* WORK TO DO *
Scan the data below and pick out the lines containing the word "asterisk".

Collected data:
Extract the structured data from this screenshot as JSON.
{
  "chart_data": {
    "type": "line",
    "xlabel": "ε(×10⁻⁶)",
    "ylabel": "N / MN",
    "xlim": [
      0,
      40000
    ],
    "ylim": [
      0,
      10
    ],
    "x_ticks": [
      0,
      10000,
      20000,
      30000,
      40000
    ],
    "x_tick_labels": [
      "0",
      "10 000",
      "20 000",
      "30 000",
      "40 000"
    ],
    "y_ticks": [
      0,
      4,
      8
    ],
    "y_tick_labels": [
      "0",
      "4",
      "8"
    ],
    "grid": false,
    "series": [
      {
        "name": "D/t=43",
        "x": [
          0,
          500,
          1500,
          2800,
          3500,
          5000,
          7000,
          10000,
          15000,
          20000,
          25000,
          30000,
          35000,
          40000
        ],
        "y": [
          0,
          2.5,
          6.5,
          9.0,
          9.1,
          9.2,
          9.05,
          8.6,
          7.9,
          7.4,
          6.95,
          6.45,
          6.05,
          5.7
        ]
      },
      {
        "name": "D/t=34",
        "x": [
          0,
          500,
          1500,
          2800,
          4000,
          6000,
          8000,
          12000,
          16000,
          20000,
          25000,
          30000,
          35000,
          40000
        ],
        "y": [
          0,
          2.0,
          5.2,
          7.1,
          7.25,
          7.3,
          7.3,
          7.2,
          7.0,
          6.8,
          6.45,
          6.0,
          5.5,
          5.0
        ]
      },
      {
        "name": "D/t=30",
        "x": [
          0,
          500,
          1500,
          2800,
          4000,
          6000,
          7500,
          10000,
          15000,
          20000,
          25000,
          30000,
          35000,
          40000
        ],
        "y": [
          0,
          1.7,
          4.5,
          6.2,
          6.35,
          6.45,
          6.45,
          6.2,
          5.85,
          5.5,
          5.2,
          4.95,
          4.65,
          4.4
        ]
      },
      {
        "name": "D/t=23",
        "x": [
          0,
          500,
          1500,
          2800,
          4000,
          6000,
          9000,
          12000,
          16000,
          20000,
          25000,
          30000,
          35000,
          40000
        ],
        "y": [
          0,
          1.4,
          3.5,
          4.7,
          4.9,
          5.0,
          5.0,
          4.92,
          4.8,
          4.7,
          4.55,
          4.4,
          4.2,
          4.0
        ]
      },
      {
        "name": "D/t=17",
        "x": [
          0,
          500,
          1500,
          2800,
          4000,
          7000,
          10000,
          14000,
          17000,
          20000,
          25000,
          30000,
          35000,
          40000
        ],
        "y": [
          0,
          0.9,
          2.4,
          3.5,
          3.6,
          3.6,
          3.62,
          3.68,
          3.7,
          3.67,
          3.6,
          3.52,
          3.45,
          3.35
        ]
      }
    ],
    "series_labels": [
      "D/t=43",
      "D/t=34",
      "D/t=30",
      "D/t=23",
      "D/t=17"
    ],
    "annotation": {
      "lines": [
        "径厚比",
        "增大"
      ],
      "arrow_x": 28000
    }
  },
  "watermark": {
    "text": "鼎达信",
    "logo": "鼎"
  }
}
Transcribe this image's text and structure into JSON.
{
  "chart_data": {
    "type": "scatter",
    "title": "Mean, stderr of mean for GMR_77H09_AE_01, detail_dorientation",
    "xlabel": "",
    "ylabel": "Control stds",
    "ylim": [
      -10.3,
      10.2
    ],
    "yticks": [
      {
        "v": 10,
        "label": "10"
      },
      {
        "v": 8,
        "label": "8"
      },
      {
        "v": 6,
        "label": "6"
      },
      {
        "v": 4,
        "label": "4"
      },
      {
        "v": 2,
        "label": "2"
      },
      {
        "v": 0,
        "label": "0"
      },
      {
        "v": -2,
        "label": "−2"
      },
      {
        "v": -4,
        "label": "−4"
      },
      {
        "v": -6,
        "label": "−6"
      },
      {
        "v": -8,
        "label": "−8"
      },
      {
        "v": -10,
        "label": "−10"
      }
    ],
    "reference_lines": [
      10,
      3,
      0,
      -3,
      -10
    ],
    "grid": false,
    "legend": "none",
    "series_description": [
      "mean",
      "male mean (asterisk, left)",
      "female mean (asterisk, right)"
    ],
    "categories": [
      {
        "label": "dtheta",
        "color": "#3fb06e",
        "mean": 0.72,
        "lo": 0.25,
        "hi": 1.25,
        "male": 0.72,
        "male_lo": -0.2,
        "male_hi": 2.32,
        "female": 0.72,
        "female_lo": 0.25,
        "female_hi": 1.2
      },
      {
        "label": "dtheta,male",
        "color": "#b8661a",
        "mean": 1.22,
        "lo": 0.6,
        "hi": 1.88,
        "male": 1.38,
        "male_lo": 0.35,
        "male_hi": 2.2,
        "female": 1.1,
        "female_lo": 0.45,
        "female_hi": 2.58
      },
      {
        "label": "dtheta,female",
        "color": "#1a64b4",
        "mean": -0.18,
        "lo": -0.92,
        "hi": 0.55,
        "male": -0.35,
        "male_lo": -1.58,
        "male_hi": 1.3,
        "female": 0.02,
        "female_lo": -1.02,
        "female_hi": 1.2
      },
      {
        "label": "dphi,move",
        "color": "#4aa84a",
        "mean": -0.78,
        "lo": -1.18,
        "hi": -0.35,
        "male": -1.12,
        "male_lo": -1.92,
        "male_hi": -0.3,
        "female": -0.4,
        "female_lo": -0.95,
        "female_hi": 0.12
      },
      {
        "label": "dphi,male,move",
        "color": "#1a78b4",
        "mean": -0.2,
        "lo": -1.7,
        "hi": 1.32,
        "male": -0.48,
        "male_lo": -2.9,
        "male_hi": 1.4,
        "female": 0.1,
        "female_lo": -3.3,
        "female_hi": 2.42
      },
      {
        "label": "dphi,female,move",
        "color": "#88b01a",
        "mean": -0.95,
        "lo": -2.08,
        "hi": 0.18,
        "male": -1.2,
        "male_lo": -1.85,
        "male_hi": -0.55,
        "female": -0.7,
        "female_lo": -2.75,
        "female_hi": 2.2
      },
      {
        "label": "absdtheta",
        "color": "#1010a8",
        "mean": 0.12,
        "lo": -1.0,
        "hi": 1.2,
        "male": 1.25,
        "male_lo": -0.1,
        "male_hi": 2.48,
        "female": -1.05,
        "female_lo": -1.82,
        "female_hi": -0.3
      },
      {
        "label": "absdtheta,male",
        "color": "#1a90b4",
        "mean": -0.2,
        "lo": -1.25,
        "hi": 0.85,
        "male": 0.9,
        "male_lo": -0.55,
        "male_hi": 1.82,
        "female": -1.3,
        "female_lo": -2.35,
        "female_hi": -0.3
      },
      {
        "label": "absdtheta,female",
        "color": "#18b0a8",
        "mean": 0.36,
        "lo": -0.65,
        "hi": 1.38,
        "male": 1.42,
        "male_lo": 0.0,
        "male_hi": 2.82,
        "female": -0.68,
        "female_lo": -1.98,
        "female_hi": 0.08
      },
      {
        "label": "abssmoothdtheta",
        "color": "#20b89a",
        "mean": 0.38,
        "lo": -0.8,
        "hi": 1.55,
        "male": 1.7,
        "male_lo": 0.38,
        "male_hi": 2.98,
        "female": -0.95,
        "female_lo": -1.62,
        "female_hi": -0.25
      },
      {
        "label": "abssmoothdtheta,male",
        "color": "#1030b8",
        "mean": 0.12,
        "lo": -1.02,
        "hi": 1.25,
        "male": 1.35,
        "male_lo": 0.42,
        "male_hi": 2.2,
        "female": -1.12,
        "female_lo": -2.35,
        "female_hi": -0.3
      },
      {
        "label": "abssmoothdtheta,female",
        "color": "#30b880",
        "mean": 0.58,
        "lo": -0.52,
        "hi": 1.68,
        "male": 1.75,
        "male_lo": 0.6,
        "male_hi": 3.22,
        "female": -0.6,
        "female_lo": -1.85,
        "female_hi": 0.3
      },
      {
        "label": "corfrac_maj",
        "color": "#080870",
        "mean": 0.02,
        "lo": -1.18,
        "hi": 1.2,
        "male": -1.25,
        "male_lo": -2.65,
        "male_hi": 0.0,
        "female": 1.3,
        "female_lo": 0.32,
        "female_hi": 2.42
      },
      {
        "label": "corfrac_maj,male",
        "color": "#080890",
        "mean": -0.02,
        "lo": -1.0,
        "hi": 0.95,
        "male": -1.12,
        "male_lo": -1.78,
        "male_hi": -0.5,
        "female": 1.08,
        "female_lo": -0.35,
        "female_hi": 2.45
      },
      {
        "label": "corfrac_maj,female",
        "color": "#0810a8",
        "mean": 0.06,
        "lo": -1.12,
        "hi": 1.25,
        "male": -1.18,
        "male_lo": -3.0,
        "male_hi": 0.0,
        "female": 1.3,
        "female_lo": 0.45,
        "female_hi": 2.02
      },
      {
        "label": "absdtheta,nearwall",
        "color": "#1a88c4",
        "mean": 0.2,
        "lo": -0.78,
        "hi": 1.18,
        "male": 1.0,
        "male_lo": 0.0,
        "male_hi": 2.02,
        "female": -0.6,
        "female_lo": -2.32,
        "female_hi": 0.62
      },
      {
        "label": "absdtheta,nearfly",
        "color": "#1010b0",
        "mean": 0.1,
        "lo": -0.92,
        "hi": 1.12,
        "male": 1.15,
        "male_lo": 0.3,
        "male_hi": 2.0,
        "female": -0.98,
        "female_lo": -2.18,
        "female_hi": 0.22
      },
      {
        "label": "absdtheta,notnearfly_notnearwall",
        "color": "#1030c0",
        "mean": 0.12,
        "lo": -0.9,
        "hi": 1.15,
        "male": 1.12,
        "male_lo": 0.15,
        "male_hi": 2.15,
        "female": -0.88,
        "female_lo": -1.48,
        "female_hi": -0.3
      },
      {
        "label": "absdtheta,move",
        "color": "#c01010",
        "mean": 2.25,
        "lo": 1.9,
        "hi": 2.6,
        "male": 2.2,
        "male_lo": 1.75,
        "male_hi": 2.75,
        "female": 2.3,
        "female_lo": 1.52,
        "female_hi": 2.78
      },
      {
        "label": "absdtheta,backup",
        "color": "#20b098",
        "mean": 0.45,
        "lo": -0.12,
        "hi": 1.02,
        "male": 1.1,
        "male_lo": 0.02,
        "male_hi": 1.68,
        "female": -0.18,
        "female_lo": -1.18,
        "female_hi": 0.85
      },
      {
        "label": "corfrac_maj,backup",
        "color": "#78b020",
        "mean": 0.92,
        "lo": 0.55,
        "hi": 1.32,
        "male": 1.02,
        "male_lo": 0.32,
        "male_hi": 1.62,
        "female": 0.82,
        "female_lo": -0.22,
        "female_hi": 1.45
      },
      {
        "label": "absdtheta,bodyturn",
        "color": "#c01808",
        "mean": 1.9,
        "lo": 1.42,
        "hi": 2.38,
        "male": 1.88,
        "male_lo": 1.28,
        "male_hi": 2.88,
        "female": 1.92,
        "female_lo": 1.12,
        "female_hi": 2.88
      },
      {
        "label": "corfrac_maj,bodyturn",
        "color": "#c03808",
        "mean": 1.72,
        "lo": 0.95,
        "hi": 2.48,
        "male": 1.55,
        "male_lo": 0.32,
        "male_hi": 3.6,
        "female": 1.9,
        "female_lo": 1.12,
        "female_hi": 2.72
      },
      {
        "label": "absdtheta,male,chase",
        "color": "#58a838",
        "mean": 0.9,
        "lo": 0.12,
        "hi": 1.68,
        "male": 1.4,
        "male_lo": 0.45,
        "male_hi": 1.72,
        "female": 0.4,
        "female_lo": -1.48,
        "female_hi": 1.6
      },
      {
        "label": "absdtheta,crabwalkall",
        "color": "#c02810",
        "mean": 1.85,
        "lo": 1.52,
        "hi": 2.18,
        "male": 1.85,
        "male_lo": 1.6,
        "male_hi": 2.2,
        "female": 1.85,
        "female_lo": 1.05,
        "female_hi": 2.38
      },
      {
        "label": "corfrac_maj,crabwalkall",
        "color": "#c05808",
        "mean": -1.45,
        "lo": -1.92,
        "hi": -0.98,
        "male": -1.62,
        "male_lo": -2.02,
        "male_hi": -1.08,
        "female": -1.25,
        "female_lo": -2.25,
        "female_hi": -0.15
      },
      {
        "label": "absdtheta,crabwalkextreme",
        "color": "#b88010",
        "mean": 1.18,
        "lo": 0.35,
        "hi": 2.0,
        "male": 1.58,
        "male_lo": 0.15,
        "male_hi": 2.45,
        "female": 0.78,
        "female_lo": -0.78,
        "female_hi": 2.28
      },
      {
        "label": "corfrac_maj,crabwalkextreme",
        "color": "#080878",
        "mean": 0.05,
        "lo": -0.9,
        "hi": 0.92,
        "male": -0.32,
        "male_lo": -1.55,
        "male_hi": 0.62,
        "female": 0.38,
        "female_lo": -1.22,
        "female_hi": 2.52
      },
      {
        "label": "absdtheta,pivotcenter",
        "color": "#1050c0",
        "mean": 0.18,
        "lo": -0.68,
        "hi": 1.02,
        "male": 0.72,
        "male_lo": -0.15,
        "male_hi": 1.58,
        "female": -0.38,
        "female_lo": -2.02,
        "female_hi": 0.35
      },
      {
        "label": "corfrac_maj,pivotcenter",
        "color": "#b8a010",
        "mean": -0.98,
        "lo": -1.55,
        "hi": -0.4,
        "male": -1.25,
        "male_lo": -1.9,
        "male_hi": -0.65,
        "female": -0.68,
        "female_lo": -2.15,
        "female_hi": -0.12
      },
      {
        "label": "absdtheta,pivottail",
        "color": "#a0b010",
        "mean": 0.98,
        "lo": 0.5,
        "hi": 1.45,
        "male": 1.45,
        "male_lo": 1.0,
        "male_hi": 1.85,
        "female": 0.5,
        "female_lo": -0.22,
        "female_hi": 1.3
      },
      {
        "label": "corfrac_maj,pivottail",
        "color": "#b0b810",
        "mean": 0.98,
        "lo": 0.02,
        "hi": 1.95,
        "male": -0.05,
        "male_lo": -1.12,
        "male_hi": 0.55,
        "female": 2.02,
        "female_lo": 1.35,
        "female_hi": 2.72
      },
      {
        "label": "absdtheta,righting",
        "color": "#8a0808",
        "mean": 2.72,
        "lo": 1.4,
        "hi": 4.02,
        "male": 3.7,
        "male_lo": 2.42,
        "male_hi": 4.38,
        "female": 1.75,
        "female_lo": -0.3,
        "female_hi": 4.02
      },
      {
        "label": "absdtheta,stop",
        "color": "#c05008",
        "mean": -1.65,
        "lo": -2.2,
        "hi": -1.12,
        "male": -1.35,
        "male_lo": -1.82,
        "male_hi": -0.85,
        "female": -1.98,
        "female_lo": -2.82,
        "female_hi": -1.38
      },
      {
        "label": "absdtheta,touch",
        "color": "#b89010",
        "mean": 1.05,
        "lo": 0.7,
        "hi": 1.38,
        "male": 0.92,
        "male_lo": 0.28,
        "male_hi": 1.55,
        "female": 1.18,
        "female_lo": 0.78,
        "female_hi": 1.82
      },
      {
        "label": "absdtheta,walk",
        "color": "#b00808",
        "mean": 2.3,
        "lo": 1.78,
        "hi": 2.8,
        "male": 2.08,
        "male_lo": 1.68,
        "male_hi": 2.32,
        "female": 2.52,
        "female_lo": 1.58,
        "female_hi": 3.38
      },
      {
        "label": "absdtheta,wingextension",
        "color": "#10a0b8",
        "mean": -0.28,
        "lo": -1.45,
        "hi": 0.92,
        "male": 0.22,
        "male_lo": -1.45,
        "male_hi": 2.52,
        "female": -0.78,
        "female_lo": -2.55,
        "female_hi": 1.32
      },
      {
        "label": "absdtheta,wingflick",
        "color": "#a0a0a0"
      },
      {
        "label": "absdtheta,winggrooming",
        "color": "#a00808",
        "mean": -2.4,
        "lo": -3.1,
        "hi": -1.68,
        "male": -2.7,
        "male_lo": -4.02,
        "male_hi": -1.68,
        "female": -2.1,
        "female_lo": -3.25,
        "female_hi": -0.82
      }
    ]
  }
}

* EXERCISE OUTPUT *
      "male mean (asterisk, left)",
      "female mean (asterisk, right)"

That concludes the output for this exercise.